- _Task to complete_:
Give the number of lines in the listing that hold the word "pipeline". Write nothing but that number.

### Records to use ###

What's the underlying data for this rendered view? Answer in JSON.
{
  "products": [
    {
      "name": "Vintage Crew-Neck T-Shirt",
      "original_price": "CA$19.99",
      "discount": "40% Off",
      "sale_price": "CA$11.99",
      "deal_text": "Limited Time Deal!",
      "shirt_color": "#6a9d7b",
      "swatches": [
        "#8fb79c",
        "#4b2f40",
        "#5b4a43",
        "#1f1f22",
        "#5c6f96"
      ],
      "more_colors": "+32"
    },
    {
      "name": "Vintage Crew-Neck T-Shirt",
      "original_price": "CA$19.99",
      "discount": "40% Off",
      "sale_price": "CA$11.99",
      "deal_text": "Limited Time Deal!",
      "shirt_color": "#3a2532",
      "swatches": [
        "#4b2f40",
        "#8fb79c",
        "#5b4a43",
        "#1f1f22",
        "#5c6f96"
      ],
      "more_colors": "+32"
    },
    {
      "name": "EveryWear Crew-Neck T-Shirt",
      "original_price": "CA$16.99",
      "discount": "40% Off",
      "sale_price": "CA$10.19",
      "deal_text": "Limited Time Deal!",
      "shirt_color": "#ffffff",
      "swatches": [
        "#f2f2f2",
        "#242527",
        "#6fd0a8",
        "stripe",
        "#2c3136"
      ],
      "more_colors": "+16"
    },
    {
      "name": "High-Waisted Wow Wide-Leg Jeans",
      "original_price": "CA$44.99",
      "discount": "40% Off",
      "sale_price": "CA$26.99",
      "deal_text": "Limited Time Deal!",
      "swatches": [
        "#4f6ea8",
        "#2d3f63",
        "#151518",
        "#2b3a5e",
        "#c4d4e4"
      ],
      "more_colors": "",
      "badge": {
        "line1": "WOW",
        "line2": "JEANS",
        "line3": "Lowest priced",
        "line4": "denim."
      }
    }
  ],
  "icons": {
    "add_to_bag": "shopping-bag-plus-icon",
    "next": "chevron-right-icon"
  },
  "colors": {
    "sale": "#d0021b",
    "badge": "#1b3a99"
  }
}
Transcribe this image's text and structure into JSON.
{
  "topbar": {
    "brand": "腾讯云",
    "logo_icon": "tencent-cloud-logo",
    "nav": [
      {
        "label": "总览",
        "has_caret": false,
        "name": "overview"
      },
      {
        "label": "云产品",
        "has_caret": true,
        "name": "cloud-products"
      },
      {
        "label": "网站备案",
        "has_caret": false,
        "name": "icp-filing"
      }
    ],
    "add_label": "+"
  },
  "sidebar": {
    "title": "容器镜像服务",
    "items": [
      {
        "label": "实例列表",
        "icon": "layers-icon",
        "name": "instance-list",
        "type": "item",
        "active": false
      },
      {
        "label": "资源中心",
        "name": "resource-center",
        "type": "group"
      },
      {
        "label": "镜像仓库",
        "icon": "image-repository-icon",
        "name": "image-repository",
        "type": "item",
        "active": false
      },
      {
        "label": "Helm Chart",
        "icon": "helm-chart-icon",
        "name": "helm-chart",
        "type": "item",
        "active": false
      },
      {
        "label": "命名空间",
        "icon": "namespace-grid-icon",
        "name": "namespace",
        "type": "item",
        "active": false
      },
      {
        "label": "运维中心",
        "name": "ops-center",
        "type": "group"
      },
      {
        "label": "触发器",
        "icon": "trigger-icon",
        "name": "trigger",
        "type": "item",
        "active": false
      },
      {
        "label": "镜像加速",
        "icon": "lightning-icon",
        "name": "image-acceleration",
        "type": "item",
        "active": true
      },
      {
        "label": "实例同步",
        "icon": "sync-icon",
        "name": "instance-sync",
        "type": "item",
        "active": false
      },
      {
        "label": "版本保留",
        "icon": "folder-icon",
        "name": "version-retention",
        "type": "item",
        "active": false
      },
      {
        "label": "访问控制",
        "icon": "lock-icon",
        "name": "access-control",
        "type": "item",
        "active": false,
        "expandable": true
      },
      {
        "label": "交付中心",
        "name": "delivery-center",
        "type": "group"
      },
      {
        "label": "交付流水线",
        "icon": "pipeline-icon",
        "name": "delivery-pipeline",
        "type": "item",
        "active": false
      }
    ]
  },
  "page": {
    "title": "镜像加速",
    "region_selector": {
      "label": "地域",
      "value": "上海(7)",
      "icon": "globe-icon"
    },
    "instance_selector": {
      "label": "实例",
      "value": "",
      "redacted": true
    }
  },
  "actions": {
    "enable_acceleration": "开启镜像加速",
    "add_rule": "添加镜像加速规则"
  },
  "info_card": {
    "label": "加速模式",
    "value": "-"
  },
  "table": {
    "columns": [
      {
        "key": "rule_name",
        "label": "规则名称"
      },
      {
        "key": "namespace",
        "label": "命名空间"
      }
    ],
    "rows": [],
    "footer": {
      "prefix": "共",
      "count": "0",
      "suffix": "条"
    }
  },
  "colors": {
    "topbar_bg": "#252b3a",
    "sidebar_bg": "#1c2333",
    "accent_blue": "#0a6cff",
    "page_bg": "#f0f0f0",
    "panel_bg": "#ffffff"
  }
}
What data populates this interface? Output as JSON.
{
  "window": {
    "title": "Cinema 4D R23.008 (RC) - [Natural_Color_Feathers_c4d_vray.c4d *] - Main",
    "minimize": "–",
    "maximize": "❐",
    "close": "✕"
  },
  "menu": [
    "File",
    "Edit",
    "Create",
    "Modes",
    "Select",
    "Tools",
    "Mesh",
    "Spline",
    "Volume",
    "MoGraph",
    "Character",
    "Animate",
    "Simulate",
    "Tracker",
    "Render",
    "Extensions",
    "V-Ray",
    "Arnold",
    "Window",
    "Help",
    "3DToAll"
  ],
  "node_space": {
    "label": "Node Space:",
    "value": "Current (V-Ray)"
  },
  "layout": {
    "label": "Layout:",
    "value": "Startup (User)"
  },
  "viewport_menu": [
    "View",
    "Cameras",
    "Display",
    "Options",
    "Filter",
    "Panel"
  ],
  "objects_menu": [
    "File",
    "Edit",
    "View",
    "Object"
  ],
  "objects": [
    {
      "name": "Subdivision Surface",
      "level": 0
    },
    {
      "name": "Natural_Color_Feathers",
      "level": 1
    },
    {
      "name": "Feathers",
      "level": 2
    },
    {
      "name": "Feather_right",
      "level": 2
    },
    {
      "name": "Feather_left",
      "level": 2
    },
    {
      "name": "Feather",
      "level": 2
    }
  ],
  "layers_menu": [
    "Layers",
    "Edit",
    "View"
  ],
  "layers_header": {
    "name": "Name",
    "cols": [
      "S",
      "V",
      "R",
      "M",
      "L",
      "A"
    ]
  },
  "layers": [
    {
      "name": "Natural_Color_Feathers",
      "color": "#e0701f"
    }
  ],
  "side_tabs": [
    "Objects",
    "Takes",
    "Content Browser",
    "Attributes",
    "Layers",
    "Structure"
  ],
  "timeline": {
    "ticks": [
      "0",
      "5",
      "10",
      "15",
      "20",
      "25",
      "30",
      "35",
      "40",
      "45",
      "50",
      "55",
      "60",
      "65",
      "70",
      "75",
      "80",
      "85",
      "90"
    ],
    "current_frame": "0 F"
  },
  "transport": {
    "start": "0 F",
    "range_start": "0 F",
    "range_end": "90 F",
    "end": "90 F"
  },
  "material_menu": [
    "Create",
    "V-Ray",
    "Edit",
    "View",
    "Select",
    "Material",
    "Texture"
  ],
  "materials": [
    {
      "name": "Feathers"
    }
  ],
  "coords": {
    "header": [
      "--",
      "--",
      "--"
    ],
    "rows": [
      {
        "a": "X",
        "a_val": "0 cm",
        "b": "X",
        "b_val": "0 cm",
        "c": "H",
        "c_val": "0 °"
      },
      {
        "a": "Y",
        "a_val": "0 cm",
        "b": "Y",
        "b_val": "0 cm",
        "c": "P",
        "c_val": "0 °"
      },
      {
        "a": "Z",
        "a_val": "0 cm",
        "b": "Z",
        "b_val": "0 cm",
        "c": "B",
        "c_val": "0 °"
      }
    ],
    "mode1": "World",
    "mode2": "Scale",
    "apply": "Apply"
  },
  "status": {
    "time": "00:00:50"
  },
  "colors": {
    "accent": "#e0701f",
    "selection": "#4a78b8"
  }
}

###

- _Result for this exercise_:
2